__TASK DESCRIPTION__:
Count up every line of the data in which "HOPITAUX" occurs. The reply is one number and nothing more.

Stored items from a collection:

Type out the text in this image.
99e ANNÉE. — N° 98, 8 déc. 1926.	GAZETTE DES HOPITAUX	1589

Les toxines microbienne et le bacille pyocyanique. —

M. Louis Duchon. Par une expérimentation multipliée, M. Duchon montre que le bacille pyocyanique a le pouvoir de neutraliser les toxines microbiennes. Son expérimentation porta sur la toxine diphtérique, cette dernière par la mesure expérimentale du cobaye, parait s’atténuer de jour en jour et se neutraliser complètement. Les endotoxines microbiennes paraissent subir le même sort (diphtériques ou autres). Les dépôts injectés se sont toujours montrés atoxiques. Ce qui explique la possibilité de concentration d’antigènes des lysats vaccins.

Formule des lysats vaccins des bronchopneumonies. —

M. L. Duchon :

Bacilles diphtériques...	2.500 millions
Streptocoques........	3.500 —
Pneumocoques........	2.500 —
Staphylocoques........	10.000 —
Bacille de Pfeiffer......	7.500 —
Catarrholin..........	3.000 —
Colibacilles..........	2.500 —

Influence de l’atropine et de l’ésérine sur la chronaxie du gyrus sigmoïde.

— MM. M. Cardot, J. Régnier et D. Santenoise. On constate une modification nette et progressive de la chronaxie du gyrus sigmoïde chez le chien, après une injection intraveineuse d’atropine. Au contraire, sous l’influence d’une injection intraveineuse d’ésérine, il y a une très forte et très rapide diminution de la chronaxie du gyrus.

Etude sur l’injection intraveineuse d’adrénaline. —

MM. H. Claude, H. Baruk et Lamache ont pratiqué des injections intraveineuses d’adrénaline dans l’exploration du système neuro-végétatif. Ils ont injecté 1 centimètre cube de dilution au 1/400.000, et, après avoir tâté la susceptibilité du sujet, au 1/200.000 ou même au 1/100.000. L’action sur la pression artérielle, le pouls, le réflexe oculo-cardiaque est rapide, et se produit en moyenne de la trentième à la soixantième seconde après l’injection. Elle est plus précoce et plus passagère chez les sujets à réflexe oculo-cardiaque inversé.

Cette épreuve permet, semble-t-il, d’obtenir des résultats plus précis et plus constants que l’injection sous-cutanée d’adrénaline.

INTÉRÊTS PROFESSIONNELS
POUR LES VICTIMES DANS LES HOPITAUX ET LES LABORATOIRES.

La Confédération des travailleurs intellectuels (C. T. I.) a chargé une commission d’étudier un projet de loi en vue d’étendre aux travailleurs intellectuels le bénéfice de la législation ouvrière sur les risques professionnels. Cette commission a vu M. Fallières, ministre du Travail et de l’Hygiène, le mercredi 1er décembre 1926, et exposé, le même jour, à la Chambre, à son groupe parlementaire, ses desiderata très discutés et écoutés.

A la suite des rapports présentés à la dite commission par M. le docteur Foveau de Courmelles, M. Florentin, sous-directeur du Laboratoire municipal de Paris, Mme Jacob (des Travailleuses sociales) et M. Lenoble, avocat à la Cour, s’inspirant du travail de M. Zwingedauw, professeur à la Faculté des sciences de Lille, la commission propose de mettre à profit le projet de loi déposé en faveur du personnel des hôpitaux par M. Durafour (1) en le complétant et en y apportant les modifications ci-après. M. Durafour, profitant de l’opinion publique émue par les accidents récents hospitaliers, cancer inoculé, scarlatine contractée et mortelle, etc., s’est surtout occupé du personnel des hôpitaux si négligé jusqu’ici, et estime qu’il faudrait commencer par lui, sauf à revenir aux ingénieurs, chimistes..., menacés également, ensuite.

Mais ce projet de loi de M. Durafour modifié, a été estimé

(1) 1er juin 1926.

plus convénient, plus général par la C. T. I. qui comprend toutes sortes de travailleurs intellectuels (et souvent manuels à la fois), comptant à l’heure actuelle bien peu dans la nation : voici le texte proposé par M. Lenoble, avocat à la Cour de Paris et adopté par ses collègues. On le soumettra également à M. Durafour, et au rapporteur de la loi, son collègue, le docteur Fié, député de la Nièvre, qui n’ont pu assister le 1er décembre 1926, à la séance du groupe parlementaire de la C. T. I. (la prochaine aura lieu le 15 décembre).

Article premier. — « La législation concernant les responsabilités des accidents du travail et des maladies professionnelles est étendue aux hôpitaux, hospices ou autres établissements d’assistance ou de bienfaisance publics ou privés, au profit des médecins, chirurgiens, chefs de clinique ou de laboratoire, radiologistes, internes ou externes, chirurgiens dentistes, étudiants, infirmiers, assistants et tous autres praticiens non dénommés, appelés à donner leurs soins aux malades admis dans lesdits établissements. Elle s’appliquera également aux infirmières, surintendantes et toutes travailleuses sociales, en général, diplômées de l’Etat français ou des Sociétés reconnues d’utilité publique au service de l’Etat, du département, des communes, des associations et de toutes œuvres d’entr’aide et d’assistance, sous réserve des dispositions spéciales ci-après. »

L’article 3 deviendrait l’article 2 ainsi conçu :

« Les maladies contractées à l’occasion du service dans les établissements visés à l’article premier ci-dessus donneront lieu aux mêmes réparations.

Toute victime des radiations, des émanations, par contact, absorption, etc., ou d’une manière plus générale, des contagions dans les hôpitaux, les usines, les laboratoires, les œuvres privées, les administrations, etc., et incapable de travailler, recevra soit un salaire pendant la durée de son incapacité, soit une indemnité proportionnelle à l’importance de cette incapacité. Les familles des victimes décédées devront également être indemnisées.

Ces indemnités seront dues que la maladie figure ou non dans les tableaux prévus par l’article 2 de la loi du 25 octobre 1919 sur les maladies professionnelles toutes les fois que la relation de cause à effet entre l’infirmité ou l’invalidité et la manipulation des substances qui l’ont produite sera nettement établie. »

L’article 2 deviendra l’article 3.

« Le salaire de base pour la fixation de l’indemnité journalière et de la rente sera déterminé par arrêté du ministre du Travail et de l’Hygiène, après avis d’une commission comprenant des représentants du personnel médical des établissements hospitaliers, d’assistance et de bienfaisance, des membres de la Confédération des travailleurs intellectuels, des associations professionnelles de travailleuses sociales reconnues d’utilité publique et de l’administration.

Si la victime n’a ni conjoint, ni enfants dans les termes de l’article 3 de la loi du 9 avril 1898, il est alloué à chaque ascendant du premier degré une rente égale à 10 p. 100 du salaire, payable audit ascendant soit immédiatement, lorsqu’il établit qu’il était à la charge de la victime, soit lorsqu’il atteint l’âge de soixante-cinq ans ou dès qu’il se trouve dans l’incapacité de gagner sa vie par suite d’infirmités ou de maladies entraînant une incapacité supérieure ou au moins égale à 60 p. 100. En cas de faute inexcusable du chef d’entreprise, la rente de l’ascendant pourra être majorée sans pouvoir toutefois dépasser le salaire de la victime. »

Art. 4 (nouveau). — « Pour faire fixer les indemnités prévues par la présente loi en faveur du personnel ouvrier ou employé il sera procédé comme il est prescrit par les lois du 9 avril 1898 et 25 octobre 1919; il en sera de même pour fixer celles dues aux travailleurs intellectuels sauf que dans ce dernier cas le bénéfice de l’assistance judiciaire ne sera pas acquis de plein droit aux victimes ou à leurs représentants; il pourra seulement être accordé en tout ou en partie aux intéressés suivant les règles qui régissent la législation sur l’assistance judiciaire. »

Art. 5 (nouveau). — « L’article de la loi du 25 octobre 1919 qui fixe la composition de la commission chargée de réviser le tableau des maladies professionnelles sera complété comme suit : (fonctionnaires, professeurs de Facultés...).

__EXERCISE RESPONSE__:
2